Work required = Check every line for the word "label" and state how many lines have it. Reply with the number alone.

[Data excerpts]
::::
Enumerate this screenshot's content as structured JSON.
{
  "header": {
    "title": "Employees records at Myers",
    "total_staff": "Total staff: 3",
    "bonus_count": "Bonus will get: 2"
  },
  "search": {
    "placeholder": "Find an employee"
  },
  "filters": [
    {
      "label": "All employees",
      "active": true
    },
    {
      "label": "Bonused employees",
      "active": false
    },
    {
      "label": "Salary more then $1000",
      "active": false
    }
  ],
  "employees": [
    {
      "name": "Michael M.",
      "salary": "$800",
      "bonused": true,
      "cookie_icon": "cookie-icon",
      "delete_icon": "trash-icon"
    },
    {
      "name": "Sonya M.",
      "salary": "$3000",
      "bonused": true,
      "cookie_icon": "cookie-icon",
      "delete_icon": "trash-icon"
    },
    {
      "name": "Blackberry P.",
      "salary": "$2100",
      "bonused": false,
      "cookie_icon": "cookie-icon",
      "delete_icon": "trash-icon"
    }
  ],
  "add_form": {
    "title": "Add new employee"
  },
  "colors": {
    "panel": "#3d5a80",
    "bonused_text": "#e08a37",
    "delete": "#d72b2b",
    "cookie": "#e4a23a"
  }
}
::::
Written response = 3